▸ Short exercise: What follows is a set of entries. Give them again exactly, without the pictures.

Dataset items
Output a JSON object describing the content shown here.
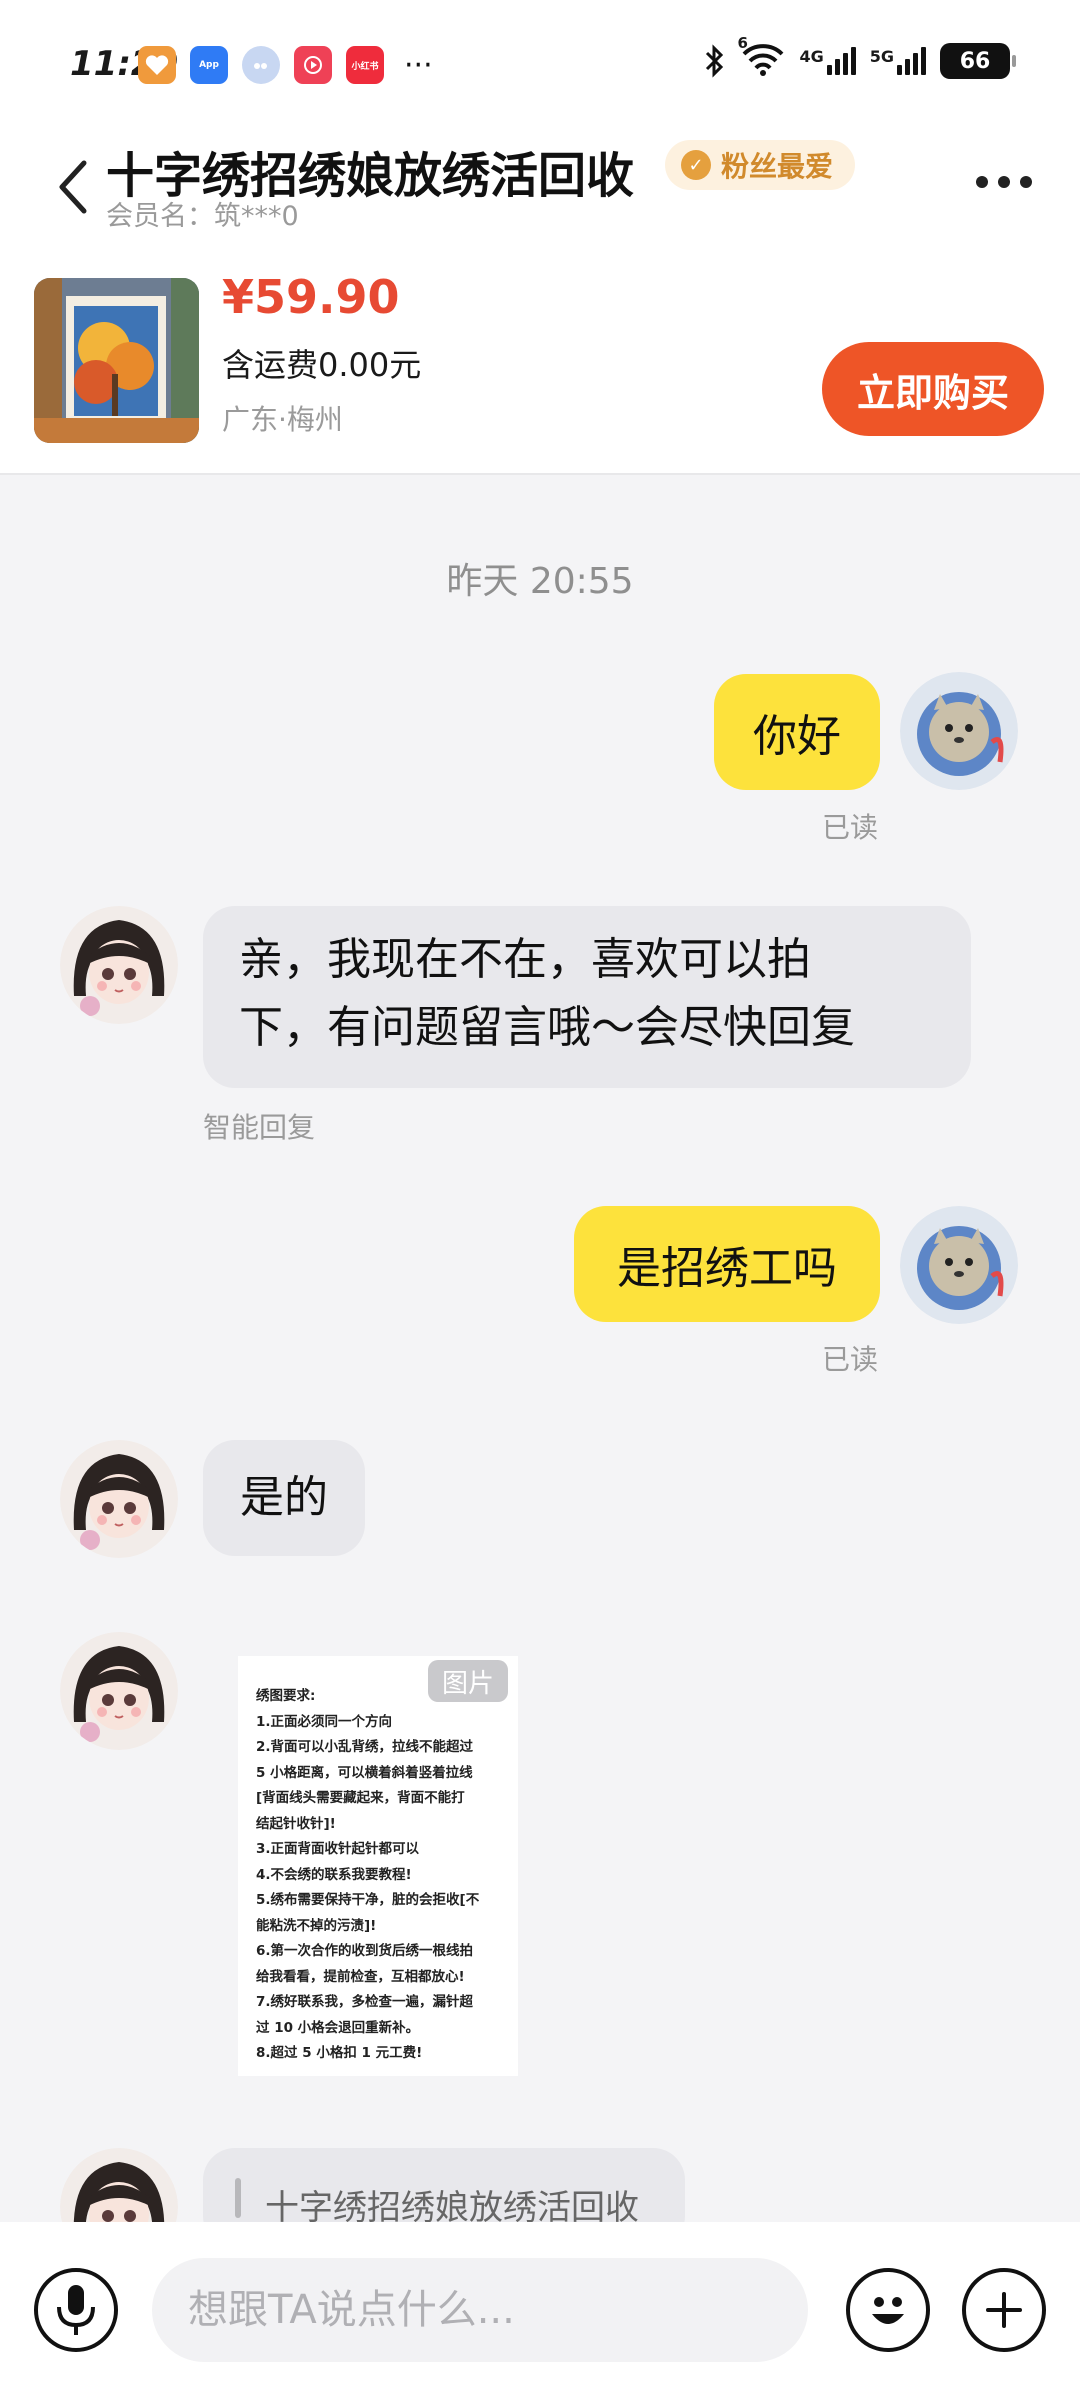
{
  "status_bar": {
    "time": "11:29",
    "apps": [
      {
        "name": "heart-app-icon",
        "label": "",
        "color": "#f09a3c"
      },
      {
        "name": "app-market-icon",
        "label": "App",
        "color": "#2f7bf5"
      },
      {
        "name": "cloud-app-icon",
        "label": "",
        "color": "#c8d7f2"
      },
      {
        "name": "video-app-icon",
        "label": "",
        "color": "#ef4156"
      },
      {
        "name": "xiaohongshu-icon",
        "label": "小红书",
        "color": "#ef2c3c"
      }
    ],
    "more": "···",
    "wifi_tag": "6",
    "sig1_label": "4G",
    "sig2_label": "5G",
    "battery": "66"
  },
  "header": {
    "title": "十字绣招绣娘放绣活回收",
    "badge": "粉丝最爱",
    "member": "会员名：筑***0"
  },
  "product": {
    "price": "¥59.90",
    "shipping": "含运费0.00元",
    "location": "广东·梅州",
    "buy_label": "立即购买"
  },
  "chat": {
    "timestamp": "昨天 20:55",
    "messages": [
      {
        "text": "你好",
        "status": "已读"
      },
      {
        "line1": "亲，我现在不在，喜欢可以拍",
        "line2": "下，有问题留言哦～会尽快回复",
        "tag": "智能回复"
      },
      {
        "text": "是招绣工吗",
        "status": "已读"
      },
      {
        "text": "是的"
      },
      {
        "tag": "图片",
        "lines": [
          "绣图要求:",
          "1.正面必须同一个方向",
          "2.背面可以小乱背绣，拉线不能超过",
          "5 小格距离，可以横着斜着竖着拉线",
          "[背面线头需要藏起来，背面不能打",
          "结起针收针]!",
          "3.正面背面收针起针都可以",
          "4.不会绣的联系我要教程!",
          "5.绣布需要保持干净，脏的会拒收[不",
          "能粘洗不掉的污渍]!",
          "6.第一次合作的收到货后绣一根线拍",
          "给我看看，提前检查，互相都放心!",
          "7.绣好联系我，多检查一遍，漏针超",
          "过 10 小格会退回重新补。",
          "8.超过 5 小格扣 1 元工费!"
        ]
      },
      {
        "quote": "十字绣招绣娘放绣活回收"
      }
    ]
  },
  "input": {
    "placeholder": "想跟TA说点什么..."
  }
}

▸ Written response:
Output a JSON object describing the content shown here.
{
  "status_bar": {
    "time": "11:29",
    "apps": [
      {
        "name": "heart-app-icon",
        "label": "",
        "color": "#f09a3c"
      },
      {
        "name": "app-market-icon",
        "label": "App",
        "color": "#2f7bf5"
      },
      {
        "name": "cloud-app-icon",
        "label": "",
        "color": "#c8d7f2"
      },
      {
        "name": "video-app-icon",
        "label": "",
        "color": "#ef4156"
      },
      {
        "name": "xiaohongshu-icon",
        "label": "小红书",
        "color": "#ef2c3c"
      }
    ],
    "more": "···",
    "wifi_tag": "6",
    "sig1_label": "4G",
    "sig2_label": "5G",
    "battery": "66"
  },
  "header": {
    "title": "十字绣招绣娘放绣活回收",
    "badge": "粉丝最爱",
    "member": "会员名：筑***0"
  },
  "product": {
    "price": "¥59.90",
    "shipping": "含运费0.00元",
    "location": "广东·梅州",
    "buy_label": "立即购买"
  },
  "chat": {
    "timestamp": "昨天 20:55",
    "messages": [
      {
        "text": "你好",
        "status": "已读"
      },
      {
        "line1": "亲，我现在不在，喜欢可以拍",
        "line2": "下，有问题留言哦～会尽快回复",
        "tag": "智能回复"
      },
      {
        "text": "是招绣工吗",
        "status": "已读"
      },
      {
        "text": "是的"
      },
      {
        "tag": "图片",
        "lines": [
          "绣图要求:",
          "1.正面必须同一个方向",
          "2.背面可以小乱背绣，拉线不能超过",
          "5 小格距离，可以横着斜着竖着拉线",
          "[背面线头需要藏起来，背面不能打",
          "结起针收针]!",
          "3.正面背面收针起针都可以",
          "4.不会绣的联系我要教程!",
          "5.绣布需要保持干净，脏的会拒收[不",
          "能粘洗不掉的污渍]!",
          "6.第一次合作的收到货后绣一根线拍",
          "给我看看，提前检查，互相都放心!",
          "7.绣好联系我，多检查一遍，漏针超",
          "过 10 小格会退回重新补。",
          "8.超过 5 小格扣 1 元工费!"
        ]
      },
      {
        "quote": "十字绣招绣娘放绣活回收"
      }
    ]
  },
  "input": {
    "placeholder": "想跟TA说点什么..."
  }
}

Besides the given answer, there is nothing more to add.